Copy each line that contains the word "Prototyping".

## start Data

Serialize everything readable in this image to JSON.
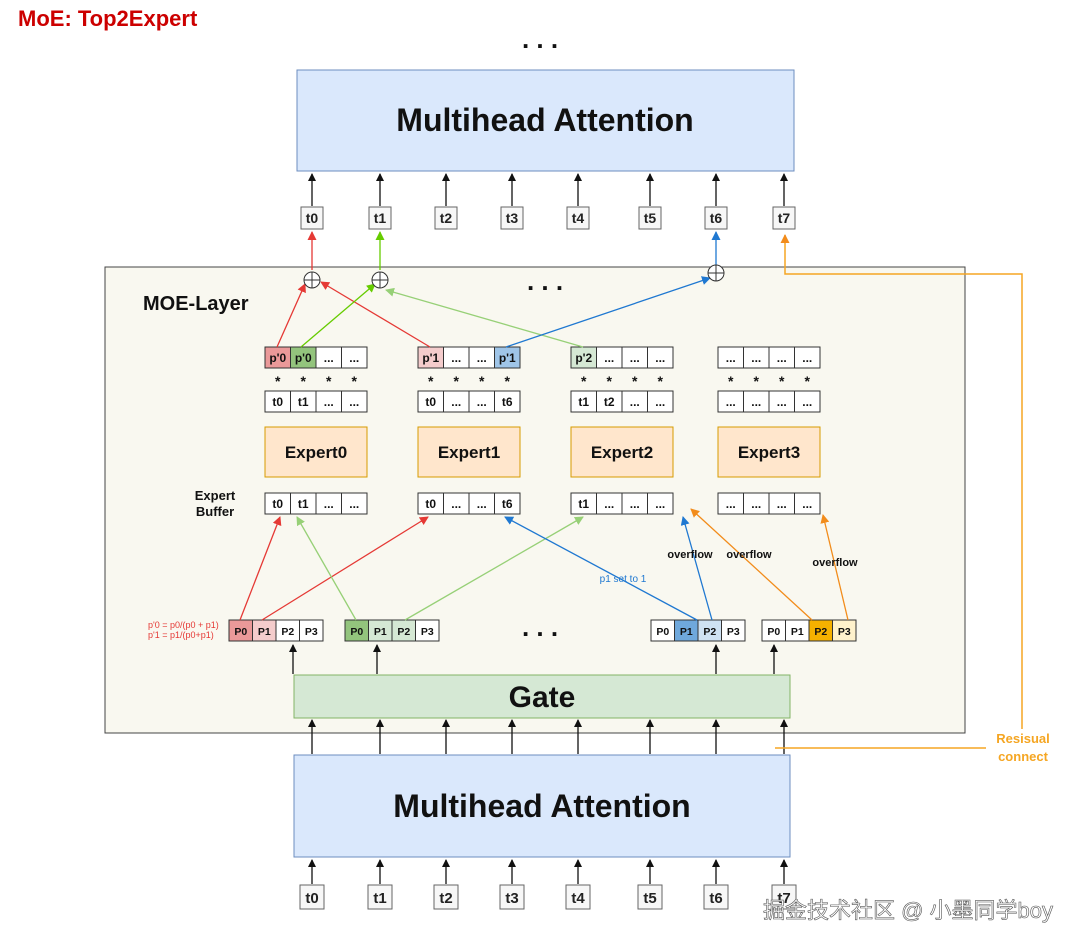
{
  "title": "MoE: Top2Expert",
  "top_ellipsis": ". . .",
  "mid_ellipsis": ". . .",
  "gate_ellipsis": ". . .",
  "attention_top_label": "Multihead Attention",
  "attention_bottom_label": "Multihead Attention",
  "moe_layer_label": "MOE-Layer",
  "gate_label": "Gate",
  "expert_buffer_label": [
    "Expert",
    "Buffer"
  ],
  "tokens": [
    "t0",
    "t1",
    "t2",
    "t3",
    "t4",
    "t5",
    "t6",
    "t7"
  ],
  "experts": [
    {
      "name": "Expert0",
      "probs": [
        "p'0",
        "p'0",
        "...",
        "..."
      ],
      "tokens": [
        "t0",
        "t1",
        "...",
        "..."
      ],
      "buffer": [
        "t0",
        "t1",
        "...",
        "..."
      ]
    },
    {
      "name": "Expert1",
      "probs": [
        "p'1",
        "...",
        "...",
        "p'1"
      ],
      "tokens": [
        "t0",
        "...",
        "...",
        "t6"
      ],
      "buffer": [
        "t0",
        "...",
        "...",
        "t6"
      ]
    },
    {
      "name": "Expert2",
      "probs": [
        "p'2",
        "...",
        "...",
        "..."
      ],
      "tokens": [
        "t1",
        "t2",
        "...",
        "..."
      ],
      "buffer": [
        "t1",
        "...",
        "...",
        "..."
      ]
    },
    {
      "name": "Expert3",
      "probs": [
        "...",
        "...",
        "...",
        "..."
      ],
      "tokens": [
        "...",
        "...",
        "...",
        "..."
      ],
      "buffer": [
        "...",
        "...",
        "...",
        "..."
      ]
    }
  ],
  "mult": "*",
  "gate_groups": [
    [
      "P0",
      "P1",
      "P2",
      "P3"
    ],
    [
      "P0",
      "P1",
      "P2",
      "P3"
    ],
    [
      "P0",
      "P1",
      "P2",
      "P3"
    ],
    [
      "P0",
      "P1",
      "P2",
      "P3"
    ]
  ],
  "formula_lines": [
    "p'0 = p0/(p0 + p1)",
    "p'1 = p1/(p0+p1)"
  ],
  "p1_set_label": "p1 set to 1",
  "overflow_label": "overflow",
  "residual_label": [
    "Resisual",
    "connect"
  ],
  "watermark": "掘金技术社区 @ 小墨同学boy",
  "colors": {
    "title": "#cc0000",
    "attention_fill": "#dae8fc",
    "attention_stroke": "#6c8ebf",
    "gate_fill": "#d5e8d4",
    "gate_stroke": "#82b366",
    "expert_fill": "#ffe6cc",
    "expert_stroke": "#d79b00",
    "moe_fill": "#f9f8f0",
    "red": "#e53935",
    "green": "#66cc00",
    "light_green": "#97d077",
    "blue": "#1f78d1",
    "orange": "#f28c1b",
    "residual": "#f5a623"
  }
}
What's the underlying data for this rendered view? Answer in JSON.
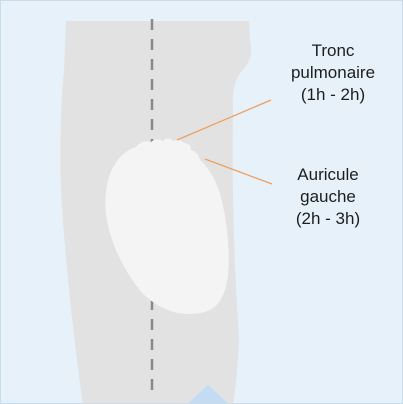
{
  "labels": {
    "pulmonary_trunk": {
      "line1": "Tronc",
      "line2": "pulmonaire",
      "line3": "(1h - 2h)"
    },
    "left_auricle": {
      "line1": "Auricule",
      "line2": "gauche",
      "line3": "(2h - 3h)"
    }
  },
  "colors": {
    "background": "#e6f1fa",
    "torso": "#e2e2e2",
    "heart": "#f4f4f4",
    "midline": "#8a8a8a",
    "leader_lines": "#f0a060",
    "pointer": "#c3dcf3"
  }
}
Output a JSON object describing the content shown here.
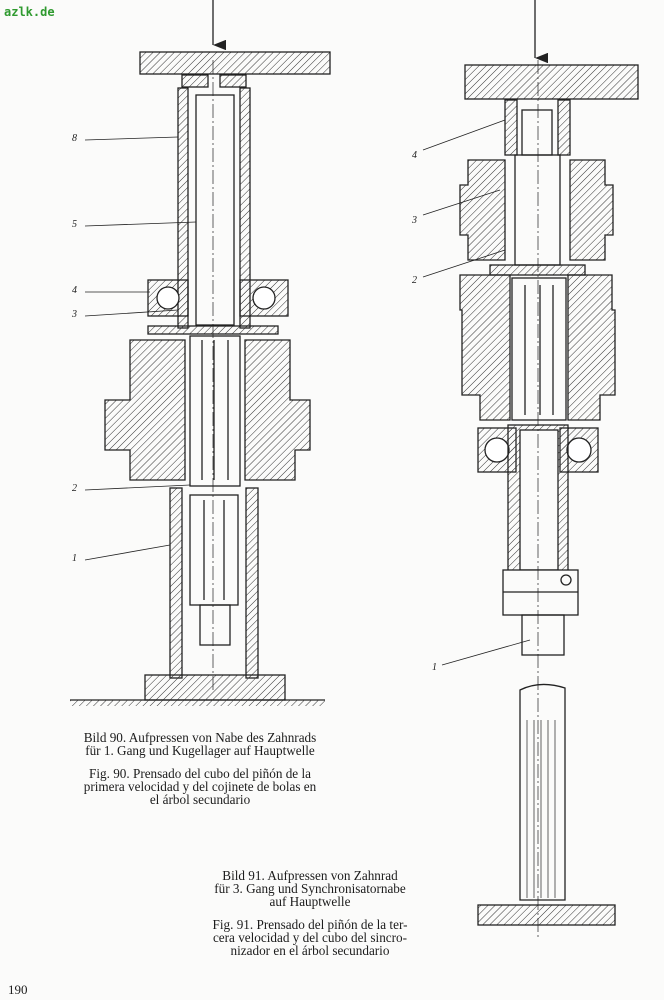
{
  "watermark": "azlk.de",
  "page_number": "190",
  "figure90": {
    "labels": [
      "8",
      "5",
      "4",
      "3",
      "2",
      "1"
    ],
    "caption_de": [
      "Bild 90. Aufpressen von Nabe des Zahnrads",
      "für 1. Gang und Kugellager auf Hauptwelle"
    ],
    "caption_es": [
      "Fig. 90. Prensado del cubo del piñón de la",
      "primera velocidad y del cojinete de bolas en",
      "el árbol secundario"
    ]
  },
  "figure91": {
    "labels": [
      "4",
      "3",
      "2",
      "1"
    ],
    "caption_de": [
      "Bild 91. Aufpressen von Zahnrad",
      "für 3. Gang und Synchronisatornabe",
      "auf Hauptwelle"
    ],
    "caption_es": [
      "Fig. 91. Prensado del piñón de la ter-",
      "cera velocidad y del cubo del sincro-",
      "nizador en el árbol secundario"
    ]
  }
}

## end Data
## start Data

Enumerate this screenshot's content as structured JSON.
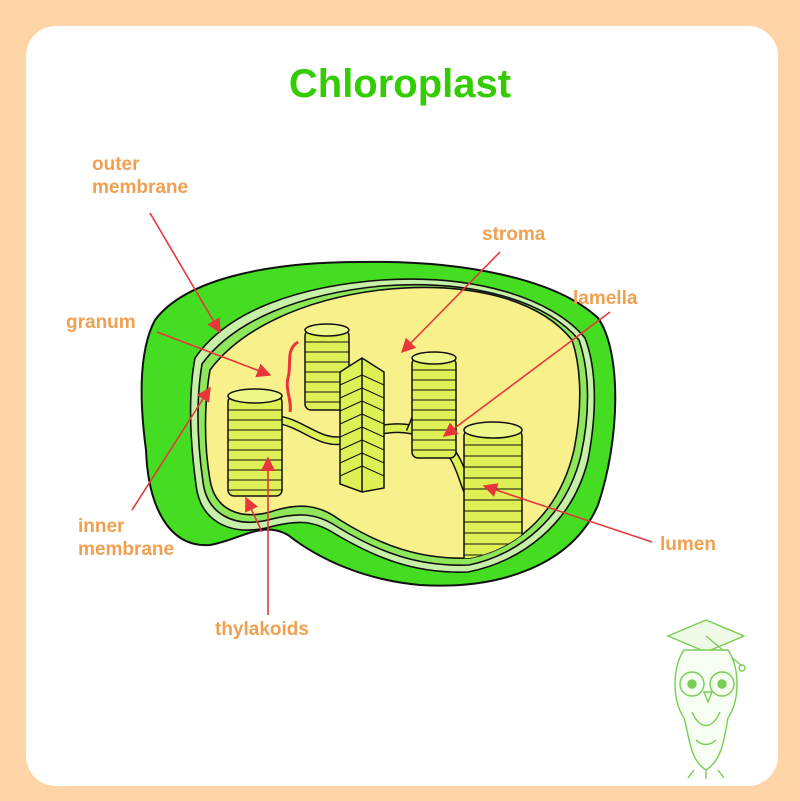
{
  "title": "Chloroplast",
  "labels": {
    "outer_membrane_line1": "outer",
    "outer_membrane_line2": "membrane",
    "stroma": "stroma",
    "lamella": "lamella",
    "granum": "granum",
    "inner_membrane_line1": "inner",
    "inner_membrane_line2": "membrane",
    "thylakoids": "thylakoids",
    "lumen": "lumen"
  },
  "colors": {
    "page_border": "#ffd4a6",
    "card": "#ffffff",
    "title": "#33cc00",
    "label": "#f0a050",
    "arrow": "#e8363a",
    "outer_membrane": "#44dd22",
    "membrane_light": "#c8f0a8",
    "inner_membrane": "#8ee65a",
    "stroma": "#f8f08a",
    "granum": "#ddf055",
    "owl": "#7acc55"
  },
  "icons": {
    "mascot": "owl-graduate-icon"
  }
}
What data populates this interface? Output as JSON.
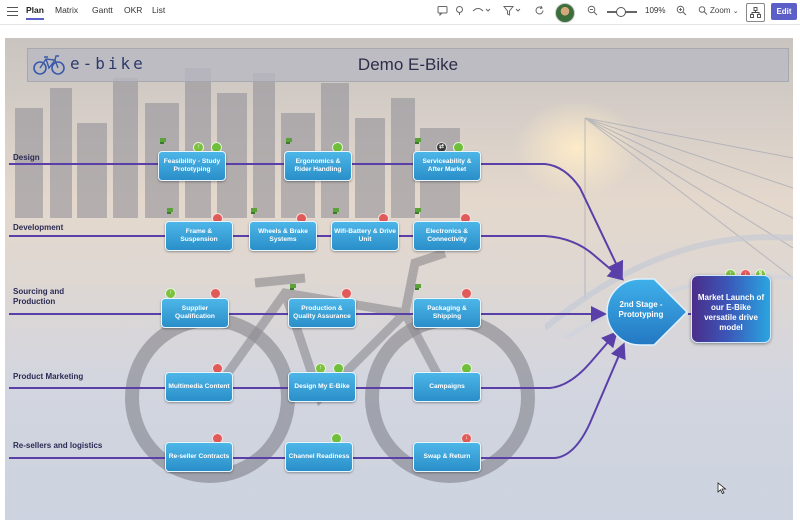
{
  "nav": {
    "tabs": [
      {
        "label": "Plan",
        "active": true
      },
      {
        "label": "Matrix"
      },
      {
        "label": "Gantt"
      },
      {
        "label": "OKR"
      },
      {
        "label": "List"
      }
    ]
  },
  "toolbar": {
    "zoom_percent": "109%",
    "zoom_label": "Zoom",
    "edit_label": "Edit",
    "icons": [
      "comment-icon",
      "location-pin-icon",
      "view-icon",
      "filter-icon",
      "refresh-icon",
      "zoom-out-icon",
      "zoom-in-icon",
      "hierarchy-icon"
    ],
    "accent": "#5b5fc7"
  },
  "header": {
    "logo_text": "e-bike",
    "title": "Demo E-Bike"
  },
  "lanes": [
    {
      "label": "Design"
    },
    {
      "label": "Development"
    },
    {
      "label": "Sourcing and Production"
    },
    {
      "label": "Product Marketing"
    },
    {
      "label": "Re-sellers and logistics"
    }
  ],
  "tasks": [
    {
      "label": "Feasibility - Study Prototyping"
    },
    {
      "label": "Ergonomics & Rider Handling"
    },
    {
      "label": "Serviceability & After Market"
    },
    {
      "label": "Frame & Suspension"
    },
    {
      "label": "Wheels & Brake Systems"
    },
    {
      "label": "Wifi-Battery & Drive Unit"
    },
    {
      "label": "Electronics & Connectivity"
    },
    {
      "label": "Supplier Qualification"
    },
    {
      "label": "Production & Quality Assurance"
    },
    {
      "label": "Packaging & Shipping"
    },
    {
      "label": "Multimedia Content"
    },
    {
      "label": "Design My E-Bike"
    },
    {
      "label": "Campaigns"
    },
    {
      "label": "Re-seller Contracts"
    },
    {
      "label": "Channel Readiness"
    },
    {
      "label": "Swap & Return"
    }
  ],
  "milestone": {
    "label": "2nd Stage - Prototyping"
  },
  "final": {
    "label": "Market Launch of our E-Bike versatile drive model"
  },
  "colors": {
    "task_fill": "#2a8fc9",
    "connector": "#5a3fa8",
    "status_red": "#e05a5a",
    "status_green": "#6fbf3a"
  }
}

## end Data
## start Data

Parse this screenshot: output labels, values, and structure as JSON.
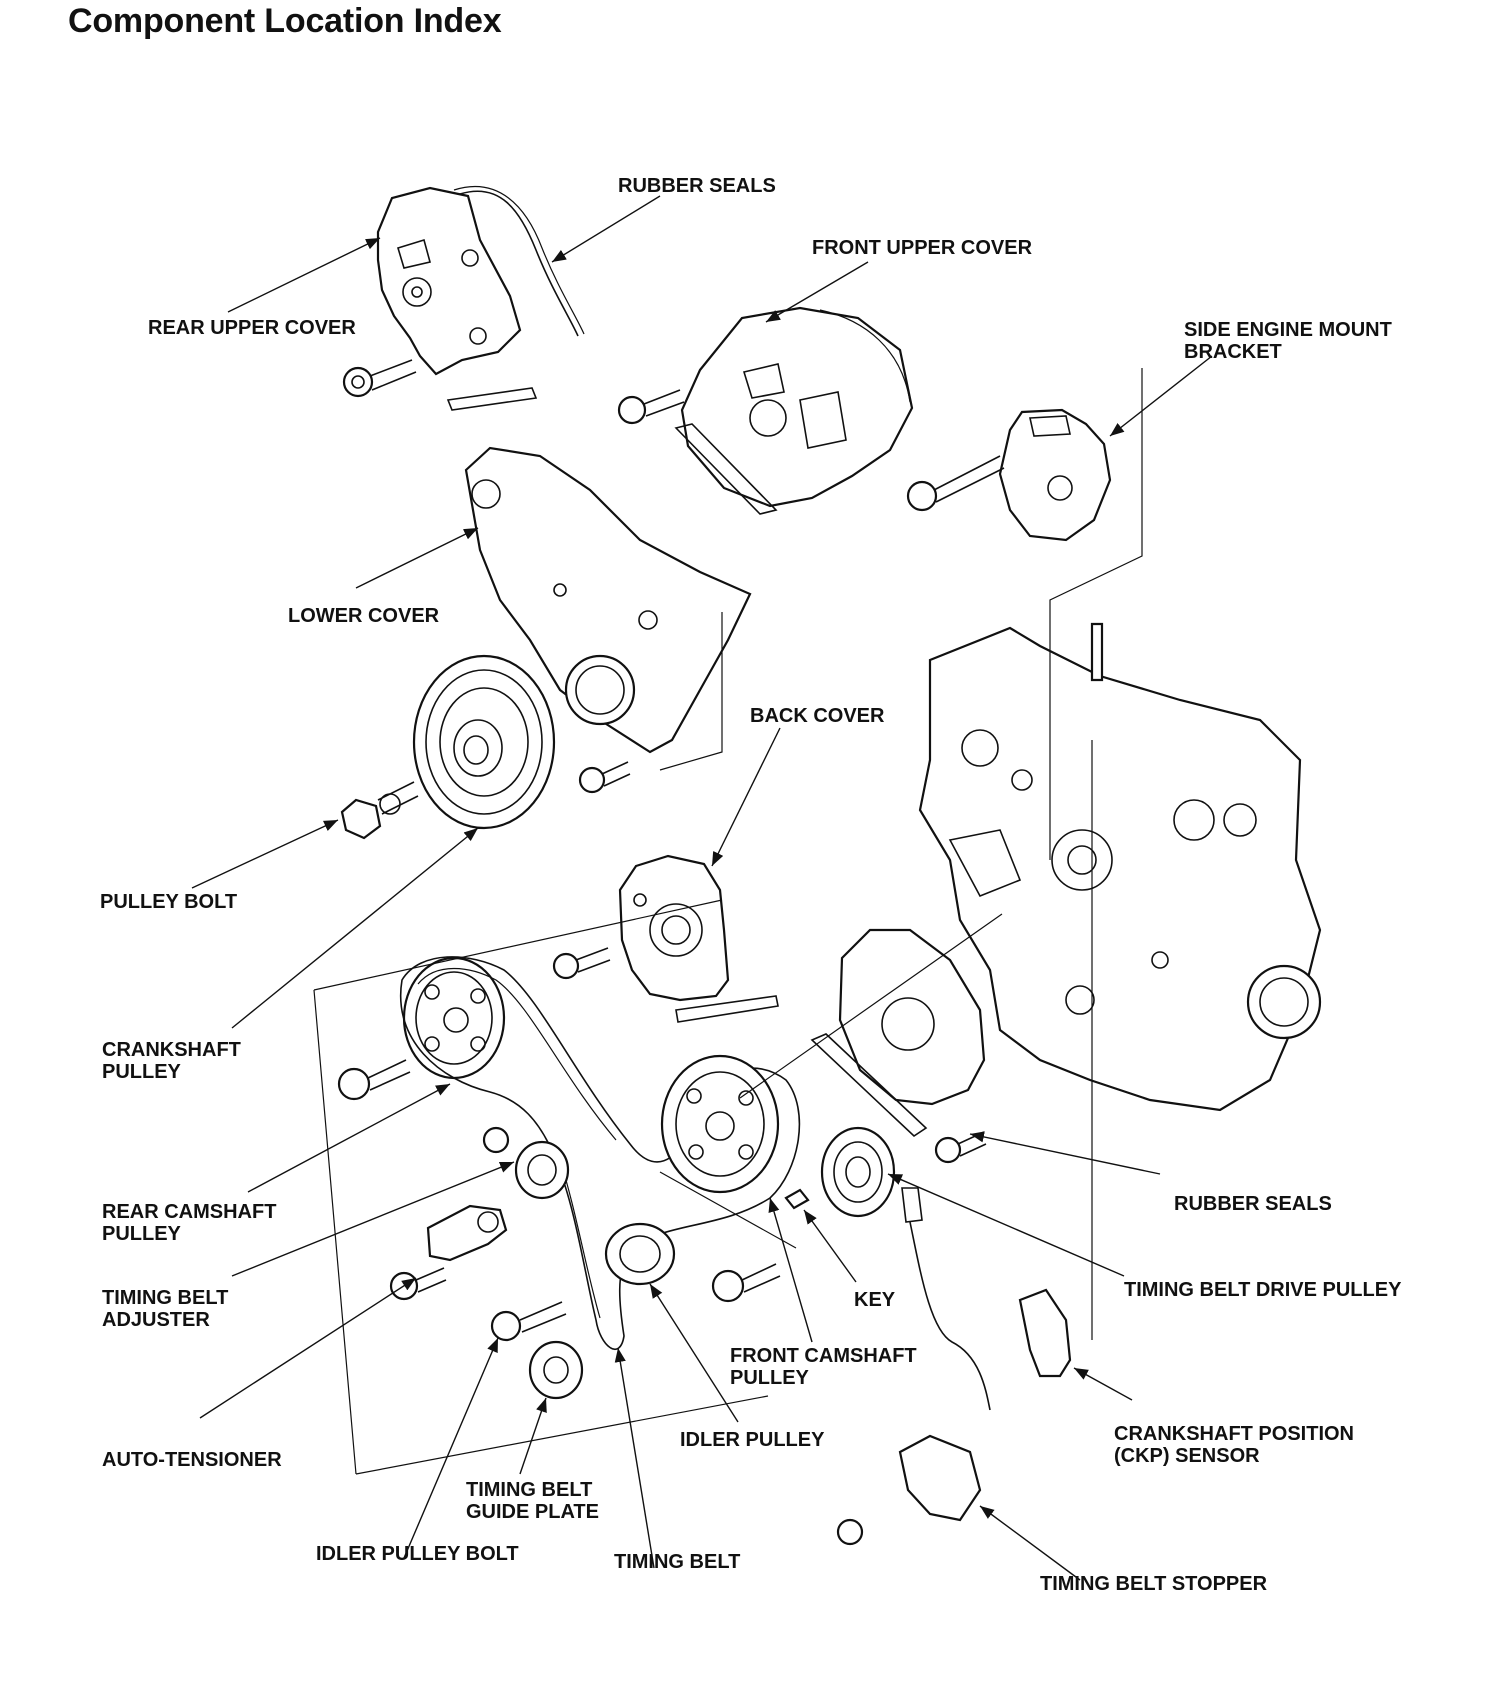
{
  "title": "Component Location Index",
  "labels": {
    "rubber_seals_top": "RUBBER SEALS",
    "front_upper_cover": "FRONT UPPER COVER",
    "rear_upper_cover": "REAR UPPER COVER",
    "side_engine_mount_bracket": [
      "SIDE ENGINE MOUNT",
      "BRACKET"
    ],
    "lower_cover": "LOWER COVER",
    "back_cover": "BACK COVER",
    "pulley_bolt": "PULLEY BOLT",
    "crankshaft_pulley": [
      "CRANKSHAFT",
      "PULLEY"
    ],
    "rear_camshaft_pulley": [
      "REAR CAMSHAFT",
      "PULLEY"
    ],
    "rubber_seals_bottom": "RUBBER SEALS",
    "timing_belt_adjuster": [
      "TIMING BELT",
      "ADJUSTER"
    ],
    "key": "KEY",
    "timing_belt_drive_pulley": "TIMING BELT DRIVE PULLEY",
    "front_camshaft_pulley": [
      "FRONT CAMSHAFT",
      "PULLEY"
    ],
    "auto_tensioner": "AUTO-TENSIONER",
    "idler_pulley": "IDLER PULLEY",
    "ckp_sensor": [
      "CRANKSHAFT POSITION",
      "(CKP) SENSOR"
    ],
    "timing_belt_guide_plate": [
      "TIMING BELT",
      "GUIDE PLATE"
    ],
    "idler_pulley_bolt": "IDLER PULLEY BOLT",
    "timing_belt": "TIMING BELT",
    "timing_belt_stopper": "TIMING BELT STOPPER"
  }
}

## end Data

#### [Solution for this problem]
      "label": "Feasibility - Study Prototyping"
    "label": "2nd Stage - Prototyping"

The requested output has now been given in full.